[Objective]
Locate all lines with the word "trends". Copy them.

— start Data supplied —

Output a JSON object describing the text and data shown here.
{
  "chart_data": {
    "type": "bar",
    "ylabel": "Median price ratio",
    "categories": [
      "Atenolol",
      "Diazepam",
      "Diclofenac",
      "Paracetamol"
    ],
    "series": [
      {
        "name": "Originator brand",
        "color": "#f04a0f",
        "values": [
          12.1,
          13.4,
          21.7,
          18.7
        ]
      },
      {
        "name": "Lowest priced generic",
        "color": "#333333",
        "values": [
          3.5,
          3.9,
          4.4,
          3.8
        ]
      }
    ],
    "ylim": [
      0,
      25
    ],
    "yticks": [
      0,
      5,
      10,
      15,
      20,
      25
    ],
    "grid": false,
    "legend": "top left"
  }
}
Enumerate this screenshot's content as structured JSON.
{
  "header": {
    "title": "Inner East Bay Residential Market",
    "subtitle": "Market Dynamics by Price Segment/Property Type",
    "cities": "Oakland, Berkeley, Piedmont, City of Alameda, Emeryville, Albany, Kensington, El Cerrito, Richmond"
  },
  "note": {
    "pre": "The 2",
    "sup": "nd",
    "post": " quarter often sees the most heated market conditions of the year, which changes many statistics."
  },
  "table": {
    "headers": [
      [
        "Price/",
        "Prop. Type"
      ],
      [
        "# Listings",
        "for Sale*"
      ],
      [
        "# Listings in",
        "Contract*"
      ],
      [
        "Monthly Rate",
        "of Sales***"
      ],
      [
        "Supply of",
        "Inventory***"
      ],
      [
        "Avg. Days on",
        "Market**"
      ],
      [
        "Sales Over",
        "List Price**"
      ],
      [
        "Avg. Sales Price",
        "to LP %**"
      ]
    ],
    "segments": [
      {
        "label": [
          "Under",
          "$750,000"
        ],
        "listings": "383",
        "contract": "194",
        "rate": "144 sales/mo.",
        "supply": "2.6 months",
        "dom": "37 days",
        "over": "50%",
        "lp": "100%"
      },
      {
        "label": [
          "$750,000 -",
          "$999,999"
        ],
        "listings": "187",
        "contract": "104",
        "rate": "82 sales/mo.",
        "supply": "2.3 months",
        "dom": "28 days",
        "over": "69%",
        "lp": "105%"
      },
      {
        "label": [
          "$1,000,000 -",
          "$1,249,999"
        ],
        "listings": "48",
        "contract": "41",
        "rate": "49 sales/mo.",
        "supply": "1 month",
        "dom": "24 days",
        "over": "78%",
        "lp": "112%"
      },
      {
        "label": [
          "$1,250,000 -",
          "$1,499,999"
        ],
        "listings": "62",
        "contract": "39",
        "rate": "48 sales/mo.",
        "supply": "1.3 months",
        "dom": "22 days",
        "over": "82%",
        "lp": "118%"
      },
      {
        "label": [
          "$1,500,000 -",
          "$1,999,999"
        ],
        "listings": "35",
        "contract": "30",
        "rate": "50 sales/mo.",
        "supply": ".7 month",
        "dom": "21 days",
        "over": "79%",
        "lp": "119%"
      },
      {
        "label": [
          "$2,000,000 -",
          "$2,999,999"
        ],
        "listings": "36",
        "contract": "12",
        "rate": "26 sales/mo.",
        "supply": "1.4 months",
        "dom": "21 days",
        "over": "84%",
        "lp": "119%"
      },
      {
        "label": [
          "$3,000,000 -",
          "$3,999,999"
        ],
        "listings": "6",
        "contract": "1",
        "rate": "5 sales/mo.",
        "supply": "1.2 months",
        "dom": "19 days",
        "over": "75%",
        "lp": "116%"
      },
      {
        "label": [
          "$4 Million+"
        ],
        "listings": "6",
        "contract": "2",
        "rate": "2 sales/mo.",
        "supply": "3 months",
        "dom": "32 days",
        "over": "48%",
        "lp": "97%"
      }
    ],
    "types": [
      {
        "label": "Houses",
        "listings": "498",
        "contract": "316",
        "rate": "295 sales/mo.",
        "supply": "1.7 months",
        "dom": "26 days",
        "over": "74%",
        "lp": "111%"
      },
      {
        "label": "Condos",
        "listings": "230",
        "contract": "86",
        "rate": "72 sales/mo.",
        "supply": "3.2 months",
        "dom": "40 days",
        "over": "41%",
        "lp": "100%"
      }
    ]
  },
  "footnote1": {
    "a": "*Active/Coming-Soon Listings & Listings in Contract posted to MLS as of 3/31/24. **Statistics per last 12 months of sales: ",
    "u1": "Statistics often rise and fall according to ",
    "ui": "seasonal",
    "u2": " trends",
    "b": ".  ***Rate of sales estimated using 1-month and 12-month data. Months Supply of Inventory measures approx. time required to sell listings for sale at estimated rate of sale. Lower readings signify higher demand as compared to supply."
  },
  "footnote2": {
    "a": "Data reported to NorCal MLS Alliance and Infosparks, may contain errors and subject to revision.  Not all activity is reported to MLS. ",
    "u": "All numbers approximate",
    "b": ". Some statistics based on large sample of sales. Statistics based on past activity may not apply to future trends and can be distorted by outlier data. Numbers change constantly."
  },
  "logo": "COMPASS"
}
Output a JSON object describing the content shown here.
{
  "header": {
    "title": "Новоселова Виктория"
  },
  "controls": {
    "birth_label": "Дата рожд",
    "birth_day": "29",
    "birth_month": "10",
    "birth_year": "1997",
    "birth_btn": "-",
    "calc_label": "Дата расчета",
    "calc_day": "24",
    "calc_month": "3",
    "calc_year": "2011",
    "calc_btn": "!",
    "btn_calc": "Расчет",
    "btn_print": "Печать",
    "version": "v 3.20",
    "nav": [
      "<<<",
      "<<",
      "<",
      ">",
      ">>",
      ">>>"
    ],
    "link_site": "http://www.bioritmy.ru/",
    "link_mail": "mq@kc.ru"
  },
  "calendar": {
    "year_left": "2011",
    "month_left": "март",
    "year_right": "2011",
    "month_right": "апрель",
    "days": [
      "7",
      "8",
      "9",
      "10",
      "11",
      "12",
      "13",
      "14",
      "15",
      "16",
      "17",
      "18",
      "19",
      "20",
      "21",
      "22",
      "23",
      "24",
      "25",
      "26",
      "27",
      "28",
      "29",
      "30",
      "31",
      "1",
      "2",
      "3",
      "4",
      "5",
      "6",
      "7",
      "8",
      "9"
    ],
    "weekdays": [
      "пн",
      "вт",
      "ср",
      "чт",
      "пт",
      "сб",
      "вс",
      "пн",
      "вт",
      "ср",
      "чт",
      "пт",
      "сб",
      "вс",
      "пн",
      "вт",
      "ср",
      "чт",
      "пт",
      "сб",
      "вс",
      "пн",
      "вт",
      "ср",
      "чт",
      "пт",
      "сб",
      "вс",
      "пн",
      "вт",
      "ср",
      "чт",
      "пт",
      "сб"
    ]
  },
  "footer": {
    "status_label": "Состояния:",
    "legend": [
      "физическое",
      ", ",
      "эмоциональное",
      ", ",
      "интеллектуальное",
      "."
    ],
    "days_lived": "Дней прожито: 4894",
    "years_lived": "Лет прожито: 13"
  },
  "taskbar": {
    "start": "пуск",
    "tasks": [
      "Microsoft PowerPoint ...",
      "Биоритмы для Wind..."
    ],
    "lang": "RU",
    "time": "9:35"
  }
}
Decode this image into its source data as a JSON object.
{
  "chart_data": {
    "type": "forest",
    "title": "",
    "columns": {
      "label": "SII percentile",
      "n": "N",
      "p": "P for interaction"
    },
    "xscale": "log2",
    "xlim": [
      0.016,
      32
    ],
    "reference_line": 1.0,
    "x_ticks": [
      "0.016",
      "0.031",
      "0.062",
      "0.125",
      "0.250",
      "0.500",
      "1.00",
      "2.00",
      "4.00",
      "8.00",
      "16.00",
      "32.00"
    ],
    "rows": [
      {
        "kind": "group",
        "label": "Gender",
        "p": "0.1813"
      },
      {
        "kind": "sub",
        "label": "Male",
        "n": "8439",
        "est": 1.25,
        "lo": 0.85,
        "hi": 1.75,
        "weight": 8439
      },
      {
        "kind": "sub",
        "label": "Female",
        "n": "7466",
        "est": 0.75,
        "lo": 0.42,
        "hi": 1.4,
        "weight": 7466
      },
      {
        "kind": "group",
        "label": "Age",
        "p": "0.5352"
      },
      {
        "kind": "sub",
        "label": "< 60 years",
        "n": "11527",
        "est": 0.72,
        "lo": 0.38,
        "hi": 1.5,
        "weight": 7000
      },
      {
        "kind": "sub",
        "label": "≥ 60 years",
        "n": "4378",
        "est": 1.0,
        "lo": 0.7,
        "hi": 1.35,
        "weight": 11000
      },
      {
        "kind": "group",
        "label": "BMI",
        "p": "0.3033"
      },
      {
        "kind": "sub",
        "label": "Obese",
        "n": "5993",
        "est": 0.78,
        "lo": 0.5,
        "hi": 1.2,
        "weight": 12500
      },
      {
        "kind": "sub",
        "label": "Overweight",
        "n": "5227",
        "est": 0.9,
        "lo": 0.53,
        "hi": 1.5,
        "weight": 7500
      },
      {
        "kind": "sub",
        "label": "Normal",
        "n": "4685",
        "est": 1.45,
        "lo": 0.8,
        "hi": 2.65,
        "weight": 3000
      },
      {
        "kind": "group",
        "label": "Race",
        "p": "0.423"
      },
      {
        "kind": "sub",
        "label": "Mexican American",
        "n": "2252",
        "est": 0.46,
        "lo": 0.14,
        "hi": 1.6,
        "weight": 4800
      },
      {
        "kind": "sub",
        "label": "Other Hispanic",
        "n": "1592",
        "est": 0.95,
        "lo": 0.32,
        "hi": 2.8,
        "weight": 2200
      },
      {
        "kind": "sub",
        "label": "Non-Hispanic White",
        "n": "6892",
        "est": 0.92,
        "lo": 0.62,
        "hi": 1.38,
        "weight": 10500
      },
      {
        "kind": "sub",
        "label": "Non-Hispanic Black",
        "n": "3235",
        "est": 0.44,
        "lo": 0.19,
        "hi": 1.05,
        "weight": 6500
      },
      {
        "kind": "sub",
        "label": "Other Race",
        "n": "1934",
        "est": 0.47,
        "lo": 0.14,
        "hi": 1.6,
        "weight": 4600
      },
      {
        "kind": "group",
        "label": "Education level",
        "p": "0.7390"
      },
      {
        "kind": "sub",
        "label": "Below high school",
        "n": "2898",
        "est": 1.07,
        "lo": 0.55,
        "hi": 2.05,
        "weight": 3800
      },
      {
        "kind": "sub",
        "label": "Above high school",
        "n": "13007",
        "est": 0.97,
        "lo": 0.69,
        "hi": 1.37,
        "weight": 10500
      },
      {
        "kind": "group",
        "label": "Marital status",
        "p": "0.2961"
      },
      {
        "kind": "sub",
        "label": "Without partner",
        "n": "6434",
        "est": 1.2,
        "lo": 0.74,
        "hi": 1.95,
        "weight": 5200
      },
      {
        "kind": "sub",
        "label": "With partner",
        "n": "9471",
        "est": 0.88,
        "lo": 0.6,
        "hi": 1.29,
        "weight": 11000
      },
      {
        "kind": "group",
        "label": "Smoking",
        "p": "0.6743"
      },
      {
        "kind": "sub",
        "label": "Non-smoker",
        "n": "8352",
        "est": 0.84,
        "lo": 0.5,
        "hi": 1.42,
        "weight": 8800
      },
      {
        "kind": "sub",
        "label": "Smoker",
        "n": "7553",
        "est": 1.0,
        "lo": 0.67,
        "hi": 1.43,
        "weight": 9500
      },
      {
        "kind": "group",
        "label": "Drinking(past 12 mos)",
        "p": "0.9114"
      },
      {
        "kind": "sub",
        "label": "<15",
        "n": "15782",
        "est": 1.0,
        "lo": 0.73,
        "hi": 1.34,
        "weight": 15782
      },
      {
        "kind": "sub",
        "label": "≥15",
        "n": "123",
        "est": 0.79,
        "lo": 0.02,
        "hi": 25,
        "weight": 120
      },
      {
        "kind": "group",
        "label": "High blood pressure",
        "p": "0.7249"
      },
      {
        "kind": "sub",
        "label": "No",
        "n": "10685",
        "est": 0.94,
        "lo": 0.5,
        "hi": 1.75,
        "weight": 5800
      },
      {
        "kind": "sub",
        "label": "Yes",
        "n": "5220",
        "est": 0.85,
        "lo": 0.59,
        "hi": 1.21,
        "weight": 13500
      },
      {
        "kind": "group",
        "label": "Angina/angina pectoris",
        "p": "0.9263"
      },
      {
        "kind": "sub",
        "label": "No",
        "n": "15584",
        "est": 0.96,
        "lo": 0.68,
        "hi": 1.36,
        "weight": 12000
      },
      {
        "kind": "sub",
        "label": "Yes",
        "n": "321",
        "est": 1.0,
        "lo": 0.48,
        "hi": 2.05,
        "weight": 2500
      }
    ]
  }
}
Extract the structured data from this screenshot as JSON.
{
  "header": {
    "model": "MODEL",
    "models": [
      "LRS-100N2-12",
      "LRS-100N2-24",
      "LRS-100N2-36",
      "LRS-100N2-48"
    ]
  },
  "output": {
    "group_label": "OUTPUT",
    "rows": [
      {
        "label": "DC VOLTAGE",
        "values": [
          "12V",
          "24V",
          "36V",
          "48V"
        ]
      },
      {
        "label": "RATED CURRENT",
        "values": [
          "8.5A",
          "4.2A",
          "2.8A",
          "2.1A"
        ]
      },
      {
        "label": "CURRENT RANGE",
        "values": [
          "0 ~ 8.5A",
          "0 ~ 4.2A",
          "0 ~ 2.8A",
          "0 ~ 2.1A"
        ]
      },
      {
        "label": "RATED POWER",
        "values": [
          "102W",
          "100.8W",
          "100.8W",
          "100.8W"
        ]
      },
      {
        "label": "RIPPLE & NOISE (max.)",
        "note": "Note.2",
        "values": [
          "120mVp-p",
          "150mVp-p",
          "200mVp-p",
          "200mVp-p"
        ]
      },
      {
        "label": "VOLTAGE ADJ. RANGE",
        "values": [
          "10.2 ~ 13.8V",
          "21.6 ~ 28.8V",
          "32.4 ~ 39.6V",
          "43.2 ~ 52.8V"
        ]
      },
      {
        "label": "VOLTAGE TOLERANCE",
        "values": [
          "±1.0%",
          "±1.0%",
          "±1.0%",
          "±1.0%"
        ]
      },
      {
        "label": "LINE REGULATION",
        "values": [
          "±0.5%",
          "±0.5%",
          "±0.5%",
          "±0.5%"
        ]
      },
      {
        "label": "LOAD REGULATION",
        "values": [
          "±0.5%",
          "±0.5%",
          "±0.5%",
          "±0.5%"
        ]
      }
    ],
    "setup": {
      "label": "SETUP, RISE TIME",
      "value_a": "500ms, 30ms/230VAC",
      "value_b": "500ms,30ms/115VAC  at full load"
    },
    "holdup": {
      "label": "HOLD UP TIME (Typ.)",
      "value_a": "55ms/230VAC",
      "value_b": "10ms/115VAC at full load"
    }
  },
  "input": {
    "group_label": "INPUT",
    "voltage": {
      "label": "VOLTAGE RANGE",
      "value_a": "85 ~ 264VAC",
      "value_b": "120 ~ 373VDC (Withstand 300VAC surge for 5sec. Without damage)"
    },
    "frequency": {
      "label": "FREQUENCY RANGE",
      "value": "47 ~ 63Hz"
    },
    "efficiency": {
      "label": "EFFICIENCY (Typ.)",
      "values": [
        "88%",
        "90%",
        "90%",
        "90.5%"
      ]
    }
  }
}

— end Data supplied —

[Answer in full]
    "u2": " trends",
    "b": ". Some statistics based on large sample of sales. Statistics based on past activity may not apply to future trends and can be distorted by outlier data. Numbers change constantly."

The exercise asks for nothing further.